◆ **EXERCISE TASKS**:
1. From the partial fractions thread, list every unknown constant that the writer of Answer 3 asks how to find.
2. In the partial fractions thread, what value of x did the writer of Answer 3 try substituting?
3. Write the next part of the partial fractions thread, picking up after its last line.

◆ **TEXT TO READ**:
▬▬▬▬▬▬
Question

please help me to solve this question,
Express as partial fraction (Repeated linear factors) : 1 / x^3(1-2x)

Answer 1

Any ideas?

Answer 2

For terms with a power higher than 1, like \(x^2\) for example, you could do this: \(\Large \frac{1}{x^2}=\frac{A}{x}+\frac{B}{x^2}\) ..

Answer 3

after get equation 1= A(x^2)(1-2x) + B(x)(1-2x) + C(1-2x) + D(x^3), how to find the value of A,B,C,D ? I try to substitute x as 0 , but cant find the ans..

Answer 4

I would approach this problem this way :
\(\Large \dfrac{1}{x^3 (1-2x)} =\dfrac{-1}{2}\dfrac{1}{x^3 (x-1/2)} \)

now for

\(\dfrac{1}{x^3 (x-1/2)}\)
▬▬▬▬▬▬
◆ **DATA ENTRIES**:
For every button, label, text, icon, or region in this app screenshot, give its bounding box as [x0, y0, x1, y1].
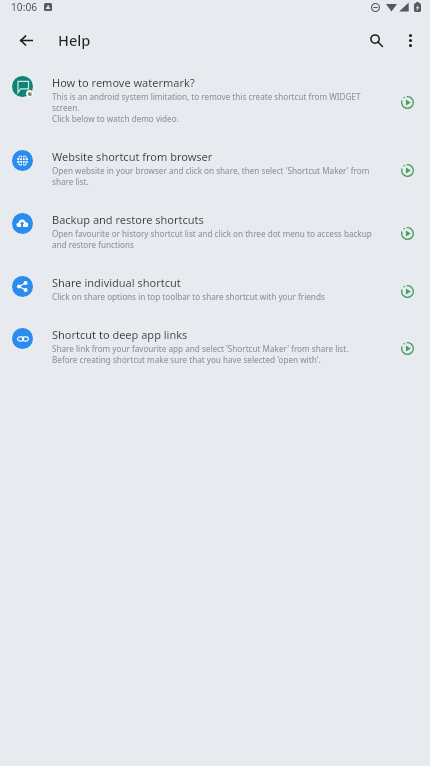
staticText: Help	[58, 30, 91, 50]
button[interactable]: Back	[6, 21, 46, 59]
staticText: 10:06	[11, 0, 38, 14]
button[interactable]: Search	[356, 21, 396, 59]
button[interactable]: How to remove watermark?	[0, 64, 430, 137]
staticText: Click on share options in top toolbar to…	[52, 292, 325, 303]
staticText: Share individual shortcut	[52, 276, 181, 290]
staticText: Share link from your favourite app and s…	[52, 344, 374, 366]
button[interactable]: More options	[396, 26, 424, 54]
button[interactable]: Share individual shortcut	[0, 264, 430, 315]
button[interactable]: Play demo video	[396, 280, 418, 302]
staticText: Open favourite or history shortcut list …	[52, 229, 374, 251]
staticText: This is an android system limitation, to…	[52, 92, 374, 125]
button[interactable]: Play demo video	[396, 91, 418, 113]
staticText: Shortcut to deep app links	[52, 328, 188, 342]
button[interactable]: Play demo video	[396, 337, 418, 359]
staticText: How to remove watermark?	[52, 76, 195, 90]
button[interactable]: Shortcut to deep app links	[0, 316, 430, 378]
button[interactable]: Play demo video	[396, 222, 418, 244]
button[interactable]: Website shortcut from browser	[0, 138, 430, 200]
button[interactable]: Backup and restore shortcuts	[0, 201, 430, 263]
staticText: Website shortcut from browser	[52, 150, 213, 164]
button[interactable]: Play demo video	[396, 159, 418, 181]
staticText: Backup and restore shortcuts	[52, 213, 204, 227]
staticText: Open website in your browser and click o…	[52, 166, 374, 188]
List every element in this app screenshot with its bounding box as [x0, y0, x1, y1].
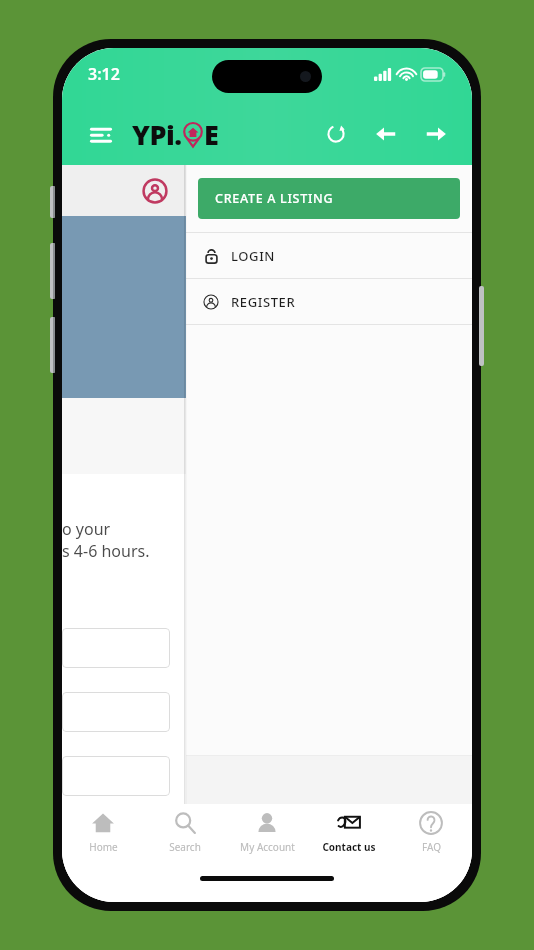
button[interactable]: Account [142, 178, 168, 204]
button[interactable] [62, 628, 170, 668]
staticText: REGISTER [231, 293, 296, 311]
button[interactable]: REGISTER [186, 279, 472, 324]
staticText: LOGIN [231, 247, 276, 265]
button[interactable]: Contact us [308, 810, 390, 876]
button[interactable]: Home [62, 810, 144, 876]
button[interactable] [62, 692, 170, 732]
button[interactable] [62, 756, 170, 796]
staticText: s 4-6 hours. [62, 540, 150, 562]
button[interactable]: Menu [82, 115, 120, 153]
button[interactable]: Back [368, 116, 404, 152]
staticText: E [204, 116, 219, 153]
button[interactable]: My Account [226, 810, 308, 876]
button[interactable]: LOGIN [186, 233, 472, 278]
staticText: 3:12 [88, 63, 120, 85]
button[interactable]: Forward [418, 116, 454, 152]
staticText: YPi. [132, 116, 182, 153]
button[interactable]: Refresh [318, 116, 354, 152]
staticText: Contact us [322, 840, 376, 854]
button[interactable]: FAQ [390, 810, 472, 876]
button[interactable]: Search [144, 810, 226, 876]
staticText: Home [89, 840, 118, 854]
staticText: Search [169, 840, 201, 854]
staticText: o your [62, 518, 111, 540]
staticText: CREATE A LISTING [215, 190, 334, 207]
button[interactable]: CREATE A LISTING [198, 178, 460, 219]
staticText: My Account [240, 840, 295, 854]
staticText: FAQ [422, 840, 441, 854]
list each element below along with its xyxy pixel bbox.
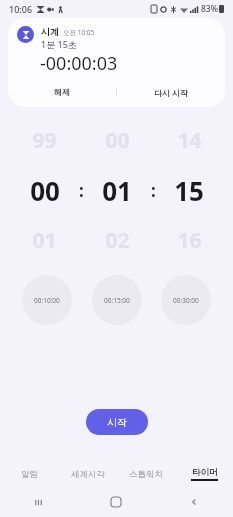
button[interactable]: 타이머	[175, 461, 233, 487]
staticText: 오전 10:05	[63, 28, 95, 37]
staticText: 10:06	[9, 3, 33, 15]
staticText: 15	[174, 173, 204, 208]
staticText: 00:15:00	[104, 296, 130, 305]
staticText: 99	[32, 126, 57, 155]
button[interactable]: 00:15:00	[92, 275, 142, 325]
button[interactable]: 해제	[8, 81, 116, 103]
staticText: :	[151, 179, 156, 202]
staticText: 00:30:00	[173, 296, 199, 305]
staticText: :	[79, 179, 84, 202]
staticText: 02	[105, 226, 130, 255]
button[interactable]: Back	[155, 487, 233, 517]
button[interactable]: 00:30:00	[161, 275, 211, 325]
button[interactable]: 01	[14, 226, 75, 255]
button[interactable]: 99	[14, 126, 75, 155]
button[interactable]: 16	[159, 226, 219, 255]
staticText: 세계시각	[71, 469, 105, 480]
staticText: 14	[177, 126, 202, 155]
other: Clock	[17, 26, 34, 43]
button[interactable]: 세계시각	[59, 461, 117, 487]
button[interactable]: Clock	[8, 18, 225, 107]
staticText: 00:10:00	[34, 296, 60, 305]
button[interactable]: 01	[87, 173, 147, 208]
button[interactable]: 15	[159, 173, 219, 208]
staticText: 알림	[21, 469, 38, 480]
button[interactable]: Recents	[0, 487, 77, 517]
button[interactable]: Home	[77, 487, 155, 517]
button[interactable]: 스톱워치	[117, 461, 175, 487]
staticText: 타이머	[192, 467, 218, 478]
button[interactable]: 다시 시작	[117, 81, 225, 103]
staticText: 01	[32, 226, 57, 255]
staticText: 16	[177, 226, 202, 255]
staticText: 83%	[201, 3, 218, 15]
staticText: 시작	[107, 416, 127, 429]
staticText: 1분 15초	[41, 38, 77, 50]
staticText: 01	[102, 173, 132, 208]
staticText: 스톱워치	[129, 469, 163, 480]
staticText: -00:00:03	[40, 51, 118, 76]
button[interactable]: 00:10:00	[22, 275, 72, 325]
button[interactable]: 00	[87, 126, 147, 155]
staticText: 다시 시작	[154, 87, 189, 98]
staticText: 시계	[41, 26, 59, 37]
button[interactable]: 00	[14, 173, 75, 208]
staticText: 해제	[54, 87, 70, 97]
button[interactable]: 시작	[86, 409, 148, 435]
button[interactable]: 알림	[0, 461, 59, 487]
button[interactable]: 02	[87, 226, 147, 255]
button[interactable]: 14	[159, 126, 219, 155]
staticText: 00	[105, 126, 130, 155]
staticText: 00	[30, 173, 60, 208]
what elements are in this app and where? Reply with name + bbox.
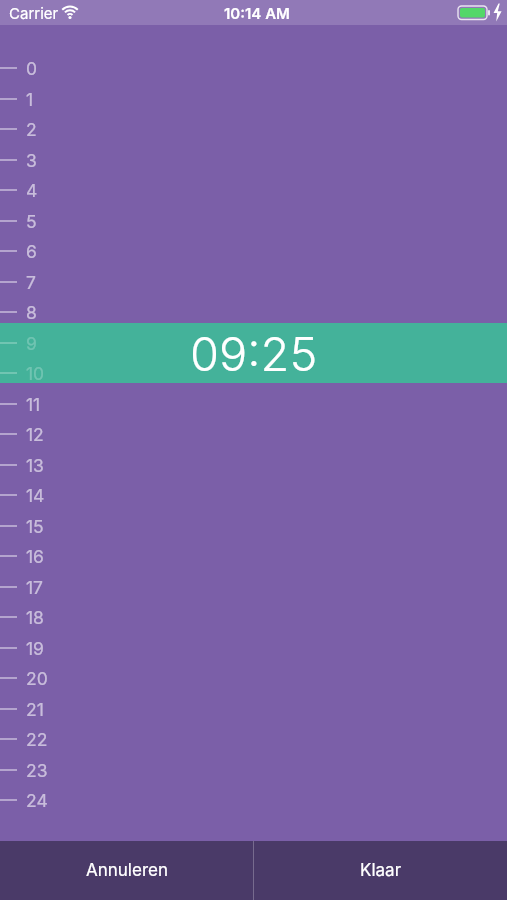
staticText: 20 [26,668,48,689]
staticText: 23 [26,760,48,781]
staticText: 7 [26,272,36,293]
staticText: 3 [26,150,37,171]
staticText: 10:14 AM [224,4,290,22]
staticText: 18 [26,607,44,628]
staticText: 15 [26,516,44,537]
staticText: 09:25 [190,325,318,382]
button[interactable]: Klaar [254,841,507,900]
staticText: 11 [26,394,41,415]
staticText: 2 [26,119,37,140]
staticText: 9 [26,333,37,354]
staticText: 8 [26,302,37,323]
staticText: Carrier [9,4,59,22]
staticText: Annuleren [86,860,168,881]
staticText: 6 [26,241,37,262]
staticText: Klaar [360,860,402,881]
staticText: 1 [26,89,34,110]
staticText: 21 [26,699,44,720]
button[interactable]: Annuleren [0,841,253,900]
staticText: 0 [26,58,38,79]
staticText: 17 [26,577,44,598]
staticText: 5 [26,211,37,232]
staticText: 16 [26,546,44,567]
staticText: 13 [26,455,44,476]
staticText: 12 [26,424,44,445]
staticText: 24 [26,790,48,811]
staticText: 4 [26,180,38,201]
staticText: 22 [26,729,48,750]
staticText: 14 [26,485,45,506]
staticText: 10 [26,363,45,384]
staticText: 19 [26,638,44,659]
▬▬▬▬▬▬
◆ **PER-TASK OUTPUTS**:
1. A, B, C, D

2. 0

3.
we can decompose it like
\(\Large \dfrac{1}{x^3 (x-1/2)} = \dfrac{A}{x}+\dfrac{B}{x^2}+\dfrac{C}{x^3}+\dfrac{D}{x-1/2}\)

now make the common denominator and try to find A,B,C,D values
et me know if you get stuck...

Answer 5

yeah,then i get equation 1 = A1= A(x^2)(1-2x) + B(x)(1-2x) + C(1-2x) + D(x^3),
i stuck in finding the value of A,B,C,D.. is it need to expand the equation first? how?

Answer 6

ok, so you want to stick with 1-2x

anyways, you can find D and C easily

plug in x= 0 in the equation and you will get C
plug in x= 1/2 in the equation and you will get D
try :)

Answer 7

for A and B, yes, you need to expand by distributing.
then compare the co-efficients....if you don't know how, first find C,D which are easy to get.

Answer 8

i see.. so the value of C=1, D=8?

Answer 9

those are correct :)

Answer 10

then substitute value of C, D into the equation?

Answer 11

that would simplify things, yes.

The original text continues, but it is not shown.